### Your instructions
Omit all images. Transcribe the rest of the material below exactly.

- - -

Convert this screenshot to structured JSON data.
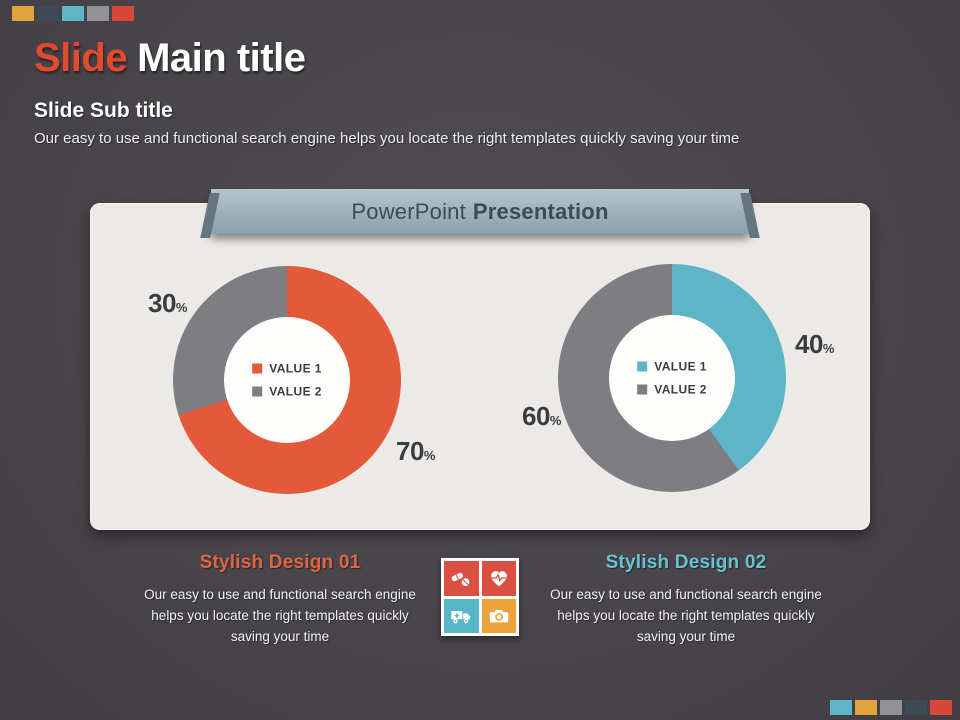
{
  "percent_symbol": "%",
  "header": {
    "title_accent": "Slide",
    "title_rest": "Main title",
    "subtitle": "Slide Sub title",
    "lead": "Our easy to use and functional search engine helps you locate the right templates quickly saving your time"
  },
  "banner": {
    "normal": "PowerPoint",
    "bold": "Presentation"
  },
  "decor": {
    "top_squares": [
      "#e1a33c",
      "#3c4a55",
      "#5db5c7",
      "#919196",
      "#d9473a"
    ],
    "bottom_squares": [
      "#5db5c7",
      "#e1a33c",
      "#919196",
      "#3c4a55",
      "#d9473a"
    ]
  },
  "chart_data": [
    {
      "type": "pie",
      "variant": "donut",
      "title": "Stylish Design 01",
      "legend_position": "center",
      "direction": "clockwise",
      "start_angle_deg": 0,
      "series": [
        {
          "name": "VALUE 1",
          "value": 70,
          "color": "#e4593a"
        },
        {
          "name": "VALUE 2",
          "value": 30,
          "color": "#7e7d82"
        }
      ],
      "labels": [
        {
          "text": "30",
          "position": "top-left"
        },
        {
          "text": "70",
          "position": "bottom-right"
        }
      ]
    },
    {
      "type": "pie",
      "variant": "donut",
      "title": "Stylish Design 02",
      "legend_position": "center",
      "direction": "clockwise",
      "start_angle_deg": 0,
      "series": [
        {
          "name": "VALUE 1",
          "value": 40,
          "color": "#5db5c7"
        },
        {
          "name": "VALUE 2",
          "value": 60,
          "color": "#7e7d82"
        }
      ],
      "labels": [
        {
          "text": "60",
          "position": "mid-left"
        },
        {
          "text": "40",
          "position": "mid-right"
        }
      ]
    }
  ],
  "cards": [
    {
      "title": "Stylish Design 01",
      "title_color": "#e0663f",
      "description": "Our easy to use and functional search engine helps you locate the right templates quickly saving your time"
    },
    {
      "title": "Stylish Design 02",
      "title_color": "#68c2d3",
      "description": "Our easy to use and functional search engine helps you locate the right templates quickly saving your time"
    }
  ],
  "icon_grid": {
    "tiles": [
      {
        "icon": "pills-icon",
        "color": "#db4f43"
      },
      {
        "icon": "heartbeat-icon",
        "color": "#db4f43"
      },
      {
        "icon": "ambulance-icon",
        "color": "#57b7c8"
      },
      {
        "icon": "camera-icon",
        "color": "#eda33b"
      }
    ]
  }
}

- - -

### Answer
Convert this screenshot to structured JSON data.
{
  "percent_symbol": "%",
  "header": {
    "title_accent": "Slide",
    "title_rest": "Main title",
    "subtitle": "Slide Sub title",
    "lead": "Our easy to use and functional search engine helps you locate the right templates quickly saving your time"
  },
  "banner": {
    "normal": "PowerPoint",
    "bold": "Presentation"
  },
  "decor": {
    "top_squares": [
      "#e1a33c",
      "#3c4a55",
      "#5db5c7",
      "#919196",
      "#d9473a"
    ],
    "bottom_squares": [
      "#5db5c7",
      "#e1a33c",
      "#919196",
      "#3c4a55",
      "#d9473a"
    ]
  },
  "chart_data": [
    {
      "type": "pie",
      "variant": "donut",
      "title": "Stylish Design 01",
      "legend_position": "center",
      "direction": "clockwise",
      "start_angle_deg": 0,
      "series": [
        {
          "name": "VALUE 1",
          "value": 70,
          "color": "#e4593a"
        },
        {
          "name": "VALUE 2",
          "value": 30,
          "color": "#7e7d82"
        }
      ],
      "labels": [
        {
          "text": "30",
          "position": "top-left"
        },
        {
          "text": "70",
          "position": "bottom-right"
        }
      ]
    },
    {
      "type": "pie",
      "variant": "donut",
      "title": "Stylish Design 02",
      "legend_position": "center",
      "direction": "clockwise",
      "start_angle_deg": 0,
      "series": [
        {
          "name": "VALUE 1",
          "value": 40,
          "color": "#5db5c7"
        },
        {
          "name": "VALUE 2",
          "value": 60,
          "color": "#7e7d82"
        }
      ],
      "labels": [
        {
          "text": "60",
          "position": "mid-left"
        },
        {
          "text": "40",
          "position": "mid-right"
        }
      ]
    }
  ],
  "cards": [
    {
      "title": "Stylish Design 01",
      "title_color": "#e0663f",
      "description": "Our easy to use and functional search engine helps you locate the right templates quickly saving your time"
    },
    {
      "title": "Stylish Design 02",
      "title_color": "#68c2d3",
      "description": "Our easy to use and functional search engine helps you locate the right templates quickly saving your time"
    }
  ],
  "icon_grid": {
    "tiles": [
      {
        "icon": "pills-icon",
        "color": "#db4f43"
      },
      {
        "icon": "heartbeat-icon",
        "color": "#db4f43"
      },
      {
        "icon": "ambulance-icon",
        "color": "#57b7c8"
      },
      {
        "icon": "camera-icon",
        "color": "#eda33b"
      }
    ]
  }
}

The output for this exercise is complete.